- What is expected -
How many lines in the listing below include the word "data"? Reply with the count alone.

- Records provided -
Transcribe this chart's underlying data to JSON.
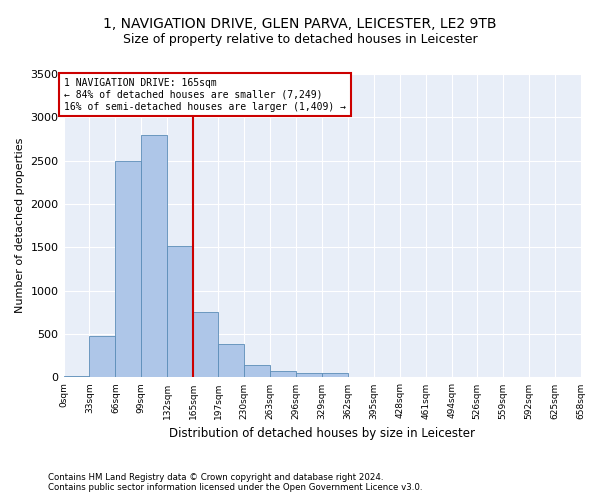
{
  "title_line1": "1, NAVIGATION DRIVE, GLEN PARVA, LEICESTER, LE2 9TB",
  "title_line2": "Size of property relative to detached houses in Leicester",
  "xlabel": "Distribution of detached houses by size in Leicester",
  "ylabel": "Number of detached properties",
  "bar_edges": [
    0,
    33,
    66,
    99,
    132,
    165,
    197,
    230,
    263,
    296,
    329,
    362,
    395,
    428,
    461,
    494,
    526,
    559,
    592,
    625,
    658
  ],
  "bar_values": [
    20,
    480,
    2500,
    2800,
    1520,
    750,
    390,
    140,
    70,
    55,
    55,
    0,
    0,
    0,
    0,
    0,
    0,
    0,
    0,
    0
  ],
  "bar_color": "#aec6e8",
  "bar_edgecolor": "#5b8db8",
  "vline_x": 165,
  "vline_color": "#cc0000",
  "ylim": [
    0,
    3500
  ],
  "yticks": [
    0,
    500,
    1000,
    1500,
    2000,
    2500,
    3000,
    3500
  ],
  "annotation_text": "1 NAVIGATION DRIVE: 165sqm\n← 84% of detached houses are smaller (7,249)\n16% of semi-detached houses are larger (1,409) →",
  "annotation_box_color": "#cc0000",
  "annotation_box_facecolor": "white",
  "footer_line1": "Contains HM Land Registry data © Crown copyright and database right 2024.",
  "footer_line2": "Contains public sector information licensed under the Open Government Licence v3.0.",
  "plot_bg_color": "#e8eef8",
  "title1_fontsize": 10,
  "title2_fontsize": 9,
  "tick_labels": [
    "0sqm",
    "33sqm",
    "66sqm",
    "99sqm",
    "132sqm",
    "165sqm",
    "197sqm",
    "230sqm",
    "263sqm",
    "296sqm",
    "329sqm",
    "362sqm",
    "395sqm",
    "428sqm",
    "461sqm",
    "494sqm",
    "526sqm",
    "559sqm",
    "592sqm",
    "625sqm",
    "658sqm"
  ]
}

- Task output -
2